— Start EXERCISE DATA —
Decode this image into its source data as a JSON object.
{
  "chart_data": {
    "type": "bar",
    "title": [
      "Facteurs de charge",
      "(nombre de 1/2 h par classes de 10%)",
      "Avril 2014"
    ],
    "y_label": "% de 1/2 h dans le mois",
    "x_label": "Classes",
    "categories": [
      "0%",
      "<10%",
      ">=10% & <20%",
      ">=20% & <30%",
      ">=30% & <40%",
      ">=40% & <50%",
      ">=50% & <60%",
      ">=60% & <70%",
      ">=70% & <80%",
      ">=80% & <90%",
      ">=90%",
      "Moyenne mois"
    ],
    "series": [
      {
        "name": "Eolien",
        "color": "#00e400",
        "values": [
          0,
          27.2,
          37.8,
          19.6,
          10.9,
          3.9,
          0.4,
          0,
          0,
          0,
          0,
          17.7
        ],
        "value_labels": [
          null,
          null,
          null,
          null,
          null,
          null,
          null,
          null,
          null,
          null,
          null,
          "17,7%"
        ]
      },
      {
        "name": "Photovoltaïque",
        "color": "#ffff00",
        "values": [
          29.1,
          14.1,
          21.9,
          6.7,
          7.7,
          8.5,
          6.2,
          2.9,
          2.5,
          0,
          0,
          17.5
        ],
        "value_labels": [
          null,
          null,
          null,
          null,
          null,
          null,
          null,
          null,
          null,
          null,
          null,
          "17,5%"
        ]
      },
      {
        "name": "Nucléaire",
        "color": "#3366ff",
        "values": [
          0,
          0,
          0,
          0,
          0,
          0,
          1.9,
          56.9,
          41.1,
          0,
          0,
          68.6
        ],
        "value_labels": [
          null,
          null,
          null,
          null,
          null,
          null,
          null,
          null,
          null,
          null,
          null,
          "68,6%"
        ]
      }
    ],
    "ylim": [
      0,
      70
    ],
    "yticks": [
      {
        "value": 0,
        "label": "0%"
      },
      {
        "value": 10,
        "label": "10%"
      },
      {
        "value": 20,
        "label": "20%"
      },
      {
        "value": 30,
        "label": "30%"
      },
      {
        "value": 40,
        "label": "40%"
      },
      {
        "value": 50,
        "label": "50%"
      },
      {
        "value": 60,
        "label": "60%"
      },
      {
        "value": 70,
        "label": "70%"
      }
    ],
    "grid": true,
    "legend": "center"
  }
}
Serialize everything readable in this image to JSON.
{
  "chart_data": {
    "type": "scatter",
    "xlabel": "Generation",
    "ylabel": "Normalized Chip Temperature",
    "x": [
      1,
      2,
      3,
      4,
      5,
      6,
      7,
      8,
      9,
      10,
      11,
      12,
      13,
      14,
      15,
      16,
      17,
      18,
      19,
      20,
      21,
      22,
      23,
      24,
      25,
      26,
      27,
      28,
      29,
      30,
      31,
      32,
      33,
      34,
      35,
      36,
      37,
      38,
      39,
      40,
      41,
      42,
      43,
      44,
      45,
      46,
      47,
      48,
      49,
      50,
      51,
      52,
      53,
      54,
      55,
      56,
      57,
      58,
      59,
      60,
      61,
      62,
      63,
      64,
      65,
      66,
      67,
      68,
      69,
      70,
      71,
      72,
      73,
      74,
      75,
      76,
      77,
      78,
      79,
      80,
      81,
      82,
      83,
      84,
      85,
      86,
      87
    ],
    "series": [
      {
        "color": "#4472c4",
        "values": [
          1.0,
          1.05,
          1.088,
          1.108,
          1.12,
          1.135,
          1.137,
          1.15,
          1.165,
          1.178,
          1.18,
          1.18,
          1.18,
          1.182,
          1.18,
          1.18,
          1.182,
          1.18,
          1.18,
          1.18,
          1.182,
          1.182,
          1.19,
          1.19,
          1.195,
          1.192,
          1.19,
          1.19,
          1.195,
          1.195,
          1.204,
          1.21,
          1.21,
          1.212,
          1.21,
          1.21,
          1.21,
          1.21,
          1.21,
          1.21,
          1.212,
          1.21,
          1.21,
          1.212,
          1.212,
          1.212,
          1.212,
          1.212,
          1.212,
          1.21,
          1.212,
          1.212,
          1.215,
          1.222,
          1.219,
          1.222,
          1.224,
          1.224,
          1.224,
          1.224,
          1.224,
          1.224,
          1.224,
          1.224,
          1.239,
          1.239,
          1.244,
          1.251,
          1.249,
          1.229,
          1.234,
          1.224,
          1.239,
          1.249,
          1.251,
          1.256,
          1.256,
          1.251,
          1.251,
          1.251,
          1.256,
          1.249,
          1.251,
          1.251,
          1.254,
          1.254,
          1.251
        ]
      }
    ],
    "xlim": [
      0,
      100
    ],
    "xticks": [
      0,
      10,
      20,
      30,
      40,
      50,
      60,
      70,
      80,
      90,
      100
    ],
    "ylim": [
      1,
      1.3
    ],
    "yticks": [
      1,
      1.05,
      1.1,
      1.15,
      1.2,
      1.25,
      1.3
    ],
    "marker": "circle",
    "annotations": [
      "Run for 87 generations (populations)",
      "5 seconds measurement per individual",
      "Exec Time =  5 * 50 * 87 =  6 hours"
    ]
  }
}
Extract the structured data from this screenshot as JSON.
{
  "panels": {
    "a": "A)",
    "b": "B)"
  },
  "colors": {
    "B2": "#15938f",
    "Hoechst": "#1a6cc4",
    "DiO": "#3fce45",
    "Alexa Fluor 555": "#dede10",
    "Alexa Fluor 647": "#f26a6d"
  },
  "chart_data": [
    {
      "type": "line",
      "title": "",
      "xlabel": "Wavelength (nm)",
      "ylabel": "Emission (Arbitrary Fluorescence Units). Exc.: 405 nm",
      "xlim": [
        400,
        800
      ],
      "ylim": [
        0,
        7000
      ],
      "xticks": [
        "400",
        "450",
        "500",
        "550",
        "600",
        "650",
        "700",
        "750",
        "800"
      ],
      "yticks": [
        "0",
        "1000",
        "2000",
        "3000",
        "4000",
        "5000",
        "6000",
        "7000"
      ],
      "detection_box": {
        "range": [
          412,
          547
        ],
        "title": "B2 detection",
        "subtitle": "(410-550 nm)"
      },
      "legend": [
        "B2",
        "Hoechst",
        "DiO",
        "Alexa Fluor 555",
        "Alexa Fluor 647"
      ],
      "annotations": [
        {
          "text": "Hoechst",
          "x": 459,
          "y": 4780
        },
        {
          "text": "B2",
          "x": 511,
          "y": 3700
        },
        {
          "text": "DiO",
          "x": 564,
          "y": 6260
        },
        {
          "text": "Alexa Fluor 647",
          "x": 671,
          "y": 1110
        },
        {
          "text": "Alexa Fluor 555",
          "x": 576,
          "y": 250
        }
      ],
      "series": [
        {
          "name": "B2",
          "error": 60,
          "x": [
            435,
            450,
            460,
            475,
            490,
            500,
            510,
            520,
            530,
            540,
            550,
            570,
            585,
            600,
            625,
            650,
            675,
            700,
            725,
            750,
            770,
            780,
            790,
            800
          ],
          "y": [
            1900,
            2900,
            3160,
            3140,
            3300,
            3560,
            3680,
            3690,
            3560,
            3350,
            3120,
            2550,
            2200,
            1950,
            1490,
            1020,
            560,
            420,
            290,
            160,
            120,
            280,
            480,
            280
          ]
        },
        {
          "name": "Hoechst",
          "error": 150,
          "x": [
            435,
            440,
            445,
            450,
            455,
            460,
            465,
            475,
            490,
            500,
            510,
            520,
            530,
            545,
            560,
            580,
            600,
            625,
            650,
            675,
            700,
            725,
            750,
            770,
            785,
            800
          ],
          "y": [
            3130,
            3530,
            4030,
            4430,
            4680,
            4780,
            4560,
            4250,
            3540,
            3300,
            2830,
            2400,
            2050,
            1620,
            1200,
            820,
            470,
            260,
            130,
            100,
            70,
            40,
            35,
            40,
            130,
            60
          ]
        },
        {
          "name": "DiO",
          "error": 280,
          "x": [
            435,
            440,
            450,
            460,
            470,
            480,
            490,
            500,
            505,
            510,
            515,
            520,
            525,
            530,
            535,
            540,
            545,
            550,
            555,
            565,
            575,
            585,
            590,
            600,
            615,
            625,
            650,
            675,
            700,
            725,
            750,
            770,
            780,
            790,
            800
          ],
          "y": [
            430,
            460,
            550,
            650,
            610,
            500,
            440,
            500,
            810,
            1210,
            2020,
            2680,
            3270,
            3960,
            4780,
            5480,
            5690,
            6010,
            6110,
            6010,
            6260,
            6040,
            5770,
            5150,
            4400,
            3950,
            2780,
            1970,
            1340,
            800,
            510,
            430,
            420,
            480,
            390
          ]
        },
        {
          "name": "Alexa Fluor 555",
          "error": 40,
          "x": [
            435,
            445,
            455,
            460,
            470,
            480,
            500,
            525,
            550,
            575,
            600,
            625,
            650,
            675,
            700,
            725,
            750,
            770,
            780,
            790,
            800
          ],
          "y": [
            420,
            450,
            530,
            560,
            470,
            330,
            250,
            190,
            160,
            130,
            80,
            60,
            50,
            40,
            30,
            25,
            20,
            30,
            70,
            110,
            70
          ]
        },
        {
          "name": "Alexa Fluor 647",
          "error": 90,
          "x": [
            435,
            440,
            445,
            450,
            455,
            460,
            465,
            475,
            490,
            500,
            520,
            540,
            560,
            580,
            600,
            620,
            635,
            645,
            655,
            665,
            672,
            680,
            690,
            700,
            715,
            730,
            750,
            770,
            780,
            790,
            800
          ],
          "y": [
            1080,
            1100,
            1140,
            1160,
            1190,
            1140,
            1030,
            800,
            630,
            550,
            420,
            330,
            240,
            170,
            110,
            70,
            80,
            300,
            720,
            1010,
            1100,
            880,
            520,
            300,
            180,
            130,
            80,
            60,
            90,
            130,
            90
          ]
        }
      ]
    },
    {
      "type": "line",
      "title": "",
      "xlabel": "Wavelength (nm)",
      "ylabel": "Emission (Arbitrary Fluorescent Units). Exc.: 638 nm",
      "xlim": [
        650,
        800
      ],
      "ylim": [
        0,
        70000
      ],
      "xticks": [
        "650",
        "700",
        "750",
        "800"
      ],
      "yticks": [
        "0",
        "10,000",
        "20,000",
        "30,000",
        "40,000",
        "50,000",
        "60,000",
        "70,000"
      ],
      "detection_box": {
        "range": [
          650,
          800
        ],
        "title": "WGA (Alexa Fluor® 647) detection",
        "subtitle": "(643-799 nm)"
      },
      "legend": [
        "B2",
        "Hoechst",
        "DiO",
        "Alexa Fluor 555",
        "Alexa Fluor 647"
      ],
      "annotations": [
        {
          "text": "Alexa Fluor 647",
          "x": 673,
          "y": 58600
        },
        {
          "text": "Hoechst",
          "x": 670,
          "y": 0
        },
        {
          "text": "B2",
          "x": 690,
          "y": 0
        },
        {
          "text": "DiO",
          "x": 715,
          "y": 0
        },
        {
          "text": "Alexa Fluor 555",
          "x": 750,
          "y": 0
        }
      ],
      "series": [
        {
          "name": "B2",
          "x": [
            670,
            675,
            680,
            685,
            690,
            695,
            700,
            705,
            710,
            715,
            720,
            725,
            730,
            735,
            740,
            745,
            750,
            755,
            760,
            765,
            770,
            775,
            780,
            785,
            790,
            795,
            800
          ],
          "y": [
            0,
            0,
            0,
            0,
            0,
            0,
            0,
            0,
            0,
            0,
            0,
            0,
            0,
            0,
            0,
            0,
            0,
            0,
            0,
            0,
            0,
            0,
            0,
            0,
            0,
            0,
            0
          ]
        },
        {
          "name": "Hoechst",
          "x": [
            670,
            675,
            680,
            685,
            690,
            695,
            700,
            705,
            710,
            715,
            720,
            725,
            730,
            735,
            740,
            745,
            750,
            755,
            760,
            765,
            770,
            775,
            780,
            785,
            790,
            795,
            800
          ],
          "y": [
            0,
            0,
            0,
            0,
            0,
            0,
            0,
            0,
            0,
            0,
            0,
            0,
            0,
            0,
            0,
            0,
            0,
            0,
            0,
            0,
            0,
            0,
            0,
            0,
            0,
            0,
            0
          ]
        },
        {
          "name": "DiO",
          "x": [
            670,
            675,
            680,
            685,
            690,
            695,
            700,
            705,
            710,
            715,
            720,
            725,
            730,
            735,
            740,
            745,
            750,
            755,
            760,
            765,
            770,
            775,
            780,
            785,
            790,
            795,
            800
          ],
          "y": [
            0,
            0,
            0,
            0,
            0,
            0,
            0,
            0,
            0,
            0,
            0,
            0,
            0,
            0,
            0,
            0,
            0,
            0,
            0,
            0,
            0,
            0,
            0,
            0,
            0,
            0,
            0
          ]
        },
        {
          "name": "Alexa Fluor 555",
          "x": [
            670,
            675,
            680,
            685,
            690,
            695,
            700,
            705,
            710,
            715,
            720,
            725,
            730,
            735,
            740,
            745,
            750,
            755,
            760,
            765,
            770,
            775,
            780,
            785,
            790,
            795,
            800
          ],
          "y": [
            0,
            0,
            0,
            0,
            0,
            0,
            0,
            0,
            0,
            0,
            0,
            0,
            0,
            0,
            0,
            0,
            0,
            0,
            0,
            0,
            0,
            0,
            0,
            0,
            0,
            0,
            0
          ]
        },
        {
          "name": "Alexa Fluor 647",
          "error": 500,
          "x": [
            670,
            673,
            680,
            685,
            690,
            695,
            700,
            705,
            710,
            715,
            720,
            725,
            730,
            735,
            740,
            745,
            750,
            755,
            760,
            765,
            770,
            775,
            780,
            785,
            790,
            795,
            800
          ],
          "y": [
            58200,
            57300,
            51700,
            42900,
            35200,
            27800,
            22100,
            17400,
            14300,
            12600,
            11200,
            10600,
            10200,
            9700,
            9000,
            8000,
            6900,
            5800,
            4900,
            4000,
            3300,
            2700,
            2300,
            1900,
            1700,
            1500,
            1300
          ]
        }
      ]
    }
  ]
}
— End EXERCISE DATA —
# AIM OF THE EXERCISE:
Going through the records above, state how many lines carry "type", with no other text.

# COMPLETE ANSWER:
4